> Given instruction
Please quote every line word for word.
☆ ☆ ☆ ☆ ☆
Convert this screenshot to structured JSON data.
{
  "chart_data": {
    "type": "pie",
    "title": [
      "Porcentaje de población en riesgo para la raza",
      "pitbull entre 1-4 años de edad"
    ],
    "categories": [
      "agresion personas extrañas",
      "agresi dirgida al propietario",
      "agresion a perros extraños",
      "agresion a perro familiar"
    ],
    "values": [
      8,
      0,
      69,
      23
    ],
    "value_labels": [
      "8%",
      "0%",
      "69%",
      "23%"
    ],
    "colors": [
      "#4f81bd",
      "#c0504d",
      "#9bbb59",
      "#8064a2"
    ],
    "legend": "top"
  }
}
☆ ☆ ☆ ☆ ☆
> Finished exercise
Convert this screenshot to structured JSON data.
{
  "chart_data": {
    "type": "pie",
    "title": [
      "Porcentaje de población en riesgo para la raza",
      "pitbull entre 1-4 años de edad"
    ],
    "categories": [
      "agresion personas extrañas",
      "agresi dirgida al propietario",
      "agresion a perros extraños",
      "agresion a perro familiar"
    ],
    "values": [
      8,
      0,
      69,
      23
    ],
    "value_labels": [
      "8%",
      "0%",
      "69%",
      "23%"
    ],
    "colors": [
      "#4f81bd",
      "#c0504d",
      "#9bbb59",
      "#8064a2"
    ],
    "legend": "top"
  }
}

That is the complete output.